- **INFORMATION PROVIDED**:
====
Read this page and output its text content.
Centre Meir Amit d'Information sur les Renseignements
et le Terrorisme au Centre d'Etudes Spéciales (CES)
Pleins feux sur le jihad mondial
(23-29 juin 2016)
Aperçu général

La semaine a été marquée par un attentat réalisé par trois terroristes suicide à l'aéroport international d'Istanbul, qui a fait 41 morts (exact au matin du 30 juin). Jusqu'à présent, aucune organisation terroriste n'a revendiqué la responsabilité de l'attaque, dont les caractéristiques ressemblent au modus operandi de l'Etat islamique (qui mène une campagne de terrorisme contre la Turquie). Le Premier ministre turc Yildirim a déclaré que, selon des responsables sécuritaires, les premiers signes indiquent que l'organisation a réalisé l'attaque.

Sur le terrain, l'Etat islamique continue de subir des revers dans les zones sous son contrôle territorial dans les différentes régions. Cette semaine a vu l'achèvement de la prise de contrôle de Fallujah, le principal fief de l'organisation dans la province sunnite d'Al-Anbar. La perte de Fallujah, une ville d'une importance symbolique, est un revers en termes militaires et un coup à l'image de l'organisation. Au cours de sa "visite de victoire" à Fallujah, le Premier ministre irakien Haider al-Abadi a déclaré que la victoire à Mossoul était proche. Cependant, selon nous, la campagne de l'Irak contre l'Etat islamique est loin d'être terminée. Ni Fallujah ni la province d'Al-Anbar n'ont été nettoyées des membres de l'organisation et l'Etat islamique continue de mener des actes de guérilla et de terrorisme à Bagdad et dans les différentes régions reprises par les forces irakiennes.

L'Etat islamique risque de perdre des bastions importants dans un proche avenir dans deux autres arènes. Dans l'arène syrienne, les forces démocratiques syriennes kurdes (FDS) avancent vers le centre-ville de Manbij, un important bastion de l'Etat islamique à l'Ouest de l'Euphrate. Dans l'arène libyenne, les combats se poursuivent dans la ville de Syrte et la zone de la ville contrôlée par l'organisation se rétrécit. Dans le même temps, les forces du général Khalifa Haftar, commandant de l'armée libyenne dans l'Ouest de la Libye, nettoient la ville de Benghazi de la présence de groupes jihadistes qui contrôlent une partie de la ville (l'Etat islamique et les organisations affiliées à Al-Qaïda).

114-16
====
- **REQUEST**:
Copy each line that contains the word "général".

- **ANSWER FOR THE TASK**:
Aperçu général
L'Etat islamique risque de perdre des bastions importants dans un proche avenir dans deux autres arènes. Dans l'arène syrienne, les forces démocratiques syriennes kurdes (FDS) avancent vers le centre-ville de Manbij, un important bastion de l'Etat islamique à l'Ouest de l'Euphrate. Dans l'arène libyenne, les combats se poursuivent dans la ville de Syrte et la zone de la ville contrôlée par l'organisation se rétrécit. Dans le même temps, les forces du général Khalifa Haftar, commandant de l'armée libyenne dans l'Ouest de la Libye, nettoient la ville de Benghazi de la présence de groupes jihadistes qui contrôlent une partie de la ville (l'Etat islamique et les organisations affiliées à Al-Qaïda).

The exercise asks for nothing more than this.